Extracted text:

____

The Qualifications, Duties and Responsibilities of a Corporate Treasurer

Corporate Treasurer

The Corporate Treasurer under the Revised Corporation Code of the Philippines

The Corporate Treasurer, as defined under the Revised Corporation Code Republic Act No. 11232, otherwise known as The Revised Corporation Code of the Philippines (“Revised Corporation Code”), enacted as Republic Act No. 11232, is the law which governs corporations, their creation, operation, organization. As to everything else which a corporation can do in the Philippines, we always abide by the Revised Corporation Code. Corollary to this, the Revised Corporation Code identifies the duties, obligations, and liabilities of directors, trustees, as well as corporate officers.

In our previous article On Corporate Officers: Who Can Be Officers of a Corporation?, we identified the corporate officers enumerated by the Revised Corporation Code. These are the President, the Corporate Secretary or simply Secretary, the Treasurer or Corporate Treasurer, and the Compliance Officer. Of course, the Revised Corporation Code allows the designation of other corporate officers. These additional officers may be provided under the corporation’s By-Laws, such as the vice-president, cashier, auditor and general manager.

Additional requirements may govern specialized corporations, such as banks or financial institutions, insurance companies, and lending companies, which have, in addition to the Revised Corporation Code, other laws governing them.

The Title of Corporate Treasurer

The Corporate Treasurer’s title varies and may come in different designations. What is important is not the name, but rather, the appointment of the person, and the duties and responsibilities outlined in his or her appointment as Treasurer or Corporate Treasurer. Thus, a Corporate Treasurer can hold various titles but mean the same thing. Aside from the usual title of Treasurer or Corporate Treasurer, a person holding the functions of a corporate treasurer under the Corporation Code may be called Chief Financial Officer, Finance Head, Finance Manager, Head of Finance, Head of Treasurer, and many more appellations as can be conjured by context or convention.

Election of the Corporate Treasurer

The election of a Corporation Treasurer is done simultaneous to the election of the rest of the corporate officers. After the conduct of the annual stockholders meeting, it is customary that the election of directors be held. After the members of the board of directors have been elected and duly qualified, the election of the rest of the corporation’s officers, including the Corporate Treasurer, should be held also. The fact and results of the election should be communicated with the Securities and Exchange Commission (SEC) within thirty (30) days after the election of the officer. The notification is done through the submission of a General Information Sheet, which enumerates the list of the corporations duly elected Board of Directors and corporate officers, which includes, the names, nationalities, shareholdings, and residence addresses of the officers elected.

____

Data provided:
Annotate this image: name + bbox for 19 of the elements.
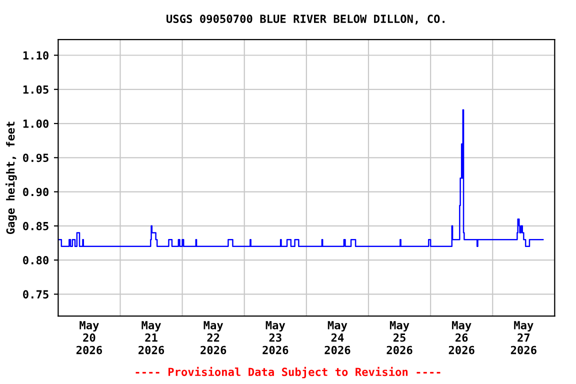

____

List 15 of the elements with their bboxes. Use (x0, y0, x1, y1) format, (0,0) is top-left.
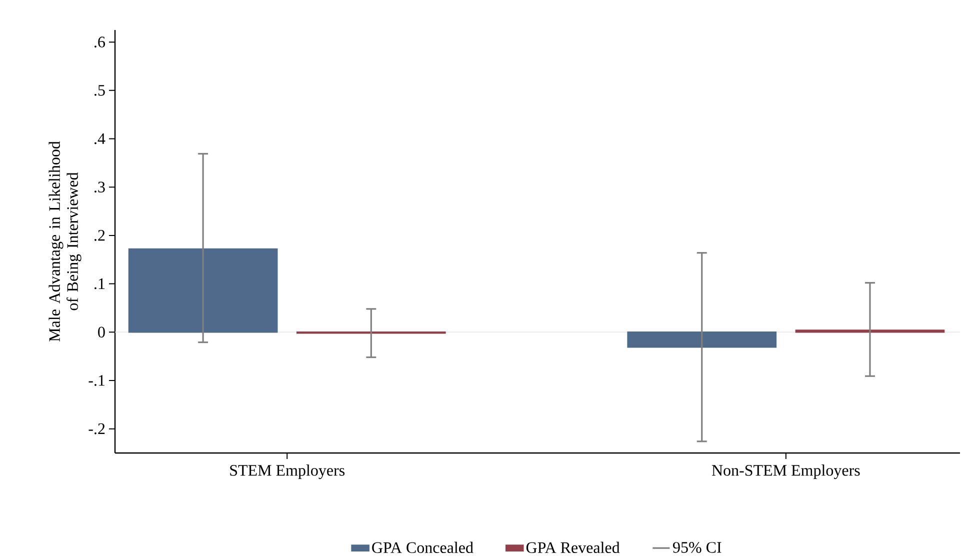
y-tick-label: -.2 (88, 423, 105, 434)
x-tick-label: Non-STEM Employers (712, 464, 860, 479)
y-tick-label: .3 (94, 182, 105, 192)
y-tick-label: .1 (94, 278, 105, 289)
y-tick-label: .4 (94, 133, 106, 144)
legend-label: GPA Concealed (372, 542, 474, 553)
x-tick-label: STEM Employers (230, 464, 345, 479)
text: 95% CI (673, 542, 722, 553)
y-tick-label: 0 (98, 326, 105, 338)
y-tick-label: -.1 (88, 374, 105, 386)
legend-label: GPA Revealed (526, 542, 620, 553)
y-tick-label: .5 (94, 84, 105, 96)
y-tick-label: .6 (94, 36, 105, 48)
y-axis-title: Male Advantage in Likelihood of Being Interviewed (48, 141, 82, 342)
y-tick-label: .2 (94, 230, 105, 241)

____

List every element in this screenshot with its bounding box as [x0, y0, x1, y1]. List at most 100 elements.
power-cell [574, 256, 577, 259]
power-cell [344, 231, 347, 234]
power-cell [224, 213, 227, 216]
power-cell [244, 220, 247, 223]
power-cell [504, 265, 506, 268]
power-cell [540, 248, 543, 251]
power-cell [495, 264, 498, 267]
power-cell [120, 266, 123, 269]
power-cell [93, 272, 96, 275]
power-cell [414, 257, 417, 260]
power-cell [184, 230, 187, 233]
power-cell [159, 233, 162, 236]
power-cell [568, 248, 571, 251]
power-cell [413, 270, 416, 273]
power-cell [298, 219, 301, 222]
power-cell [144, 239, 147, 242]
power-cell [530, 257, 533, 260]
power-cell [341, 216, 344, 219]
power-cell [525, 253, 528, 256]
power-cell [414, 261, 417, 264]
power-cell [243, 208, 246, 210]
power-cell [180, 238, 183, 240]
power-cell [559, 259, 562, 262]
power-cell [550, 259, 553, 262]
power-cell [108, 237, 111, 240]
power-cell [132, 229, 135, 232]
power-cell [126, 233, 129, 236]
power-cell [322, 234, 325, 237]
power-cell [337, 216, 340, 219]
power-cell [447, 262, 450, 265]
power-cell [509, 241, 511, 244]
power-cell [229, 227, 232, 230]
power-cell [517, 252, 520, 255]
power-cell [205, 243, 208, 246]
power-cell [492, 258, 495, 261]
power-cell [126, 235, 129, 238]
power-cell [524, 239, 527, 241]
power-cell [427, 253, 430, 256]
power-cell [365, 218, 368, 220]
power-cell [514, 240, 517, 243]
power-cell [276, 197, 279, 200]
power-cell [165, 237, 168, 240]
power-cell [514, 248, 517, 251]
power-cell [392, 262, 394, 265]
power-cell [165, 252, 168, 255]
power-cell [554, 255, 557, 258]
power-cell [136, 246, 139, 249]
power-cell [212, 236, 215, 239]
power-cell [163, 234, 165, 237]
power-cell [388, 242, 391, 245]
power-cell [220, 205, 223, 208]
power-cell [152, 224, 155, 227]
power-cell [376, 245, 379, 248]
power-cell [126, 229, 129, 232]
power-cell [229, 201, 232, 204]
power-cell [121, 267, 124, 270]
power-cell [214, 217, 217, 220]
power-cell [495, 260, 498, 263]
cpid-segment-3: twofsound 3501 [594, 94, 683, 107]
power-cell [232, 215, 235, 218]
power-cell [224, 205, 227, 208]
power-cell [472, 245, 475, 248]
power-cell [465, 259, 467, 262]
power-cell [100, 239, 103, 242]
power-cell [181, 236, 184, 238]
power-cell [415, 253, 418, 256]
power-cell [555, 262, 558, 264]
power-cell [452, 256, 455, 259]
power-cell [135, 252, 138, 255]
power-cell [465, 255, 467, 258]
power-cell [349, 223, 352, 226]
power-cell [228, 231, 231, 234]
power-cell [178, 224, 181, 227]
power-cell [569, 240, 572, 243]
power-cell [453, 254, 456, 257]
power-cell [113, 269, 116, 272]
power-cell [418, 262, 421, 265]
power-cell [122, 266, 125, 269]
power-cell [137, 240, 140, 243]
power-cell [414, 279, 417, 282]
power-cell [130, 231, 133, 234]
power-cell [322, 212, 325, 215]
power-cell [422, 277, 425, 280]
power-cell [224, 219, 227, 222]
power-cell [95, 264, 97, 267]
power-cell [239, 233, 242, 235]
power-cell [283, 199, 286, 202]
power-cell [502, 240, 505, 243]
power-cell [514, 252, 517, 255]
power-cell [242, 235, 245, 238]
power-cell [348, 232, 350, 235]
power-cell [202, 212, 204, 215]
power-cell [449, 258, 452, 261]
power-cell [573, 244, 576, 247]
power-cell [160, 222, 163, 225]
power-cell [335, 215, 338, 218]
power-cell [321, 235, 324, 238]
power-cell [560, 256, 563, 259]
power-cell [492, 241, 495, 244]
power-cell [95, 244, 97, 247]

____

Problems to work on:
1. Answer these questions about the corporate treasurer text:
(a) Under which Republic Act number was the Revised Corporation Code enacted?
(b) Which four corporate officers does the Revised Corporation Code enumerate?
(c) Within how many days after the election must the election's results be communicated to the Securities and Exchange Commission?
2. Output the part of the corporate treasurer text between "The Corporate Treasurer, as" and "as corporate officers.", inclusive.

Complete answers:
1.
(a) Republic Act No. 11232
(b) The President, the Corporate Secretary (Secretary), the Treasurer (Corporate Treasurer), and the Compliance Officer
(c) Thirty (30) days

2.
The Corporate Treasurer, as defined under the Revised Corporation Code Republic Act No. 11232, otherwise known as The Revised Corporation Code of the Philippines (“Revised Corporation Code”), enacted as Republic Act No. 11232, is the law which governs corporations, their creation, operation, organization. As to everything else which a corporation can do in the Philippines, we always abide by the Revised Corporation Code. Corollary to this, the Revised Corporation Code identifies the duties, obligations, and liabilities of directors, trustees, as well as corporate officers.